[What you are asked to do] Lines that include the word "type" are the ones to copy.

[Input data]
-- Begin --
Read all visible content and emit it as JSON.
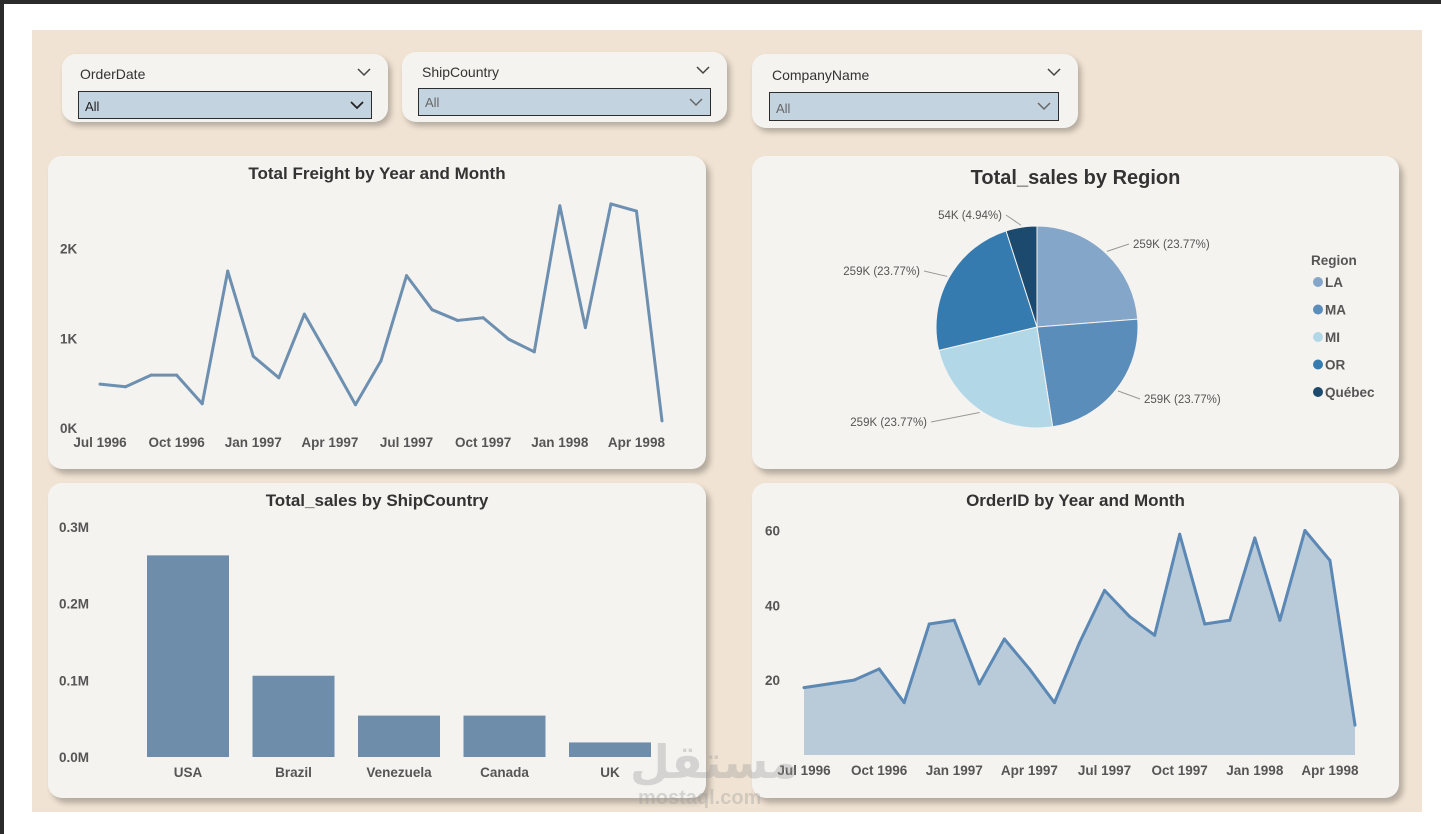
{
  "slicers": [
    {
      "title": "OrderDate",
      "value": "All"
    },
    {
      "title": "ShipCountry",
      "value": "All"
    },
    {
      "title": "CompanyName",
      "value": "All"
    }
  ],
  "colors": {
    "canvas": "#f0e3d3",
    "panel": "#f5f3f0",
    "line": "#6d90b0",
    "bar": "#6d8dab",
    "area_fill": "#b9cbd9",
    "area_line": "#5b88b4"
  },
  "watermark": {
    "brand": "مستقل",
    "url": "mostaql.com"
  },
  "chart_data": [
    {
      "id": "freight",
      "type": "line",
      "title": "Total Freight by Year and Month",
      "x": [
        "Jul 1996",
        "Aug 1996",
        "Sep 1996",
        "Oct 1996",
        "Nov 1996",
        "Dec 1996",
        "Jan 1997",
        "Feb 1997",
        "Mar 1997",
        "Apr 1997",
        "May 1997",
        "Jun 1997",
        "Jul 1997",
        "Aug 1997",
        "Sep 1997",
        "Oct 1997",
        "Nov 1997",
        "Dec 1997",
        "Jan 1998",
        "Feb 1998",
        "Mar 1998",
        "Apr 1998",
        "May 1998"
      ],
      "values": [
        490,
        460,
        590,
        590,
        270,
        1750,
        800,
        560,
        1270,
        770,
        260,
        750,
        1700,
        1320,
        1200,
        1230,
        990,
        850,
        2480,
        1120,
        2500,
        2420,
        80
      ],
      "xticks": [
        "Jul 1996",
        "Oct 1996",
        "Jan 1997",
        "Apr 1997",
        "Jul 1997",
        "Oct 1997",
        "Jan 1998",
        "Apr 1998"
      ],
      "yticks": [
        {
          "value": 0,
          "label": "0K"
        },
        {
          "value": 1000,
          "label": "1K"
        },
        {
          "value": 2000,
          "label": "2K"
        }
      ],
      "ylim": [
        0,
        2700
      ]
    },
    {
      "id": "region",
      "type": "pie",
      "title": "Total_sales by Region",
      "slices": [
        {
          "name": "LA",
          "value": 259,
          "label": "259K (23.77%)",
          "color": "#83a6c9"
        },
        {
          "name": "MA",
          "value": 259,
          "label": "259K (23.77%)",
          "color": "#5b8dbb"
        },
        {
          "name": "MI",
          "value": 259,
          "label": "259K (23.77%)",
          "color": "#b2d8e8"
        },
        {
          "name": "OR",
          "value": 259,
          "label": "259K (23.77%)",
          "color": "#357bb0"
        },
        {
          "name": "Québec",
          "value": 54,
          "label": "54K (4.94%)",
          "color": "#1c4a6e"
        }
      ],
      "legend_title": "Region"
    },
    {
      "id": "shipcountry",
      "type": "bar",
      "title": "Total_sales by ShipCountry",
      "categories": [
        "USA",
        "Brazil",
        "Venezuela",
        "Canada",
        "UK"
      ],
      "values": [
        0.263,
        0.106,
        0.054,
        0.054,
        0.019
      ],
      "yticks": [
        {
          "value": 0,
          "label": "0.0M"
        },
        {
          "value": 0.1,
          "label": "0.1M"
        },
        {
          "value": 0.2,
          "label": "0.2M"
        },
        {
          "value": 0.3,
          "label": "0.3M"
        }
      ],
      "ylim": [
        0,
        0.3
      ]
    },
    {
      "id": "orders",
      "type": "area",
      "title": "OrderID by Year and Month",
      "x": [
        "Jul 1996",
        "Aug 1996",
        "Sep 1996",
        "Oct 1996",
        "Nov 1996",
        "Dec 1996",
        "Jan 1997",
        "Feb 1997",
        "Mar 1997",
        "Apr 1997",
        "May 1997",
        "Jun 1997",
        "Jul 1997",
        "Aug 1997",
        "Sep 1997",
        "Oct 1997",
        "Nov 1997",
        "Dec 1997",
        "Jan 1998",
        "Feb 1998",
        "Mar 1998",
        "Apr 1998",
        "May 1998"
      ],
      "values": [
        18,
        19,
        20,
        23,
        14,
        35,
        36,
        19,
        31,
        23,
        14,
        30,
        44,
        37,
        32,
        59,
        35,
        36,
        58,
        36,
        60,
        52,
        8
      ],
      "xticks": [
        "Jul 1996",
        "Oct 1996",
        "Jan 1997",
        "Apr 1997",
        "Jul 1997",
        "Oct 1997",
        "Jan 1998",
        "Apr 1998"
      ],
      "yticks": [
        {
          "value": 20,
          "label": "20"
        },
        {
          "value": 40,
          "label": "40"
        },
        {
          "value": 60,
          "label": "60"
        }
      ],
      "ylim": [
        0,
        62
      ]
    }
  ]
}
-- End --
[Task output]
      "type": "line",
      "type": "pie",
      "type": "bar",
      "type": "area",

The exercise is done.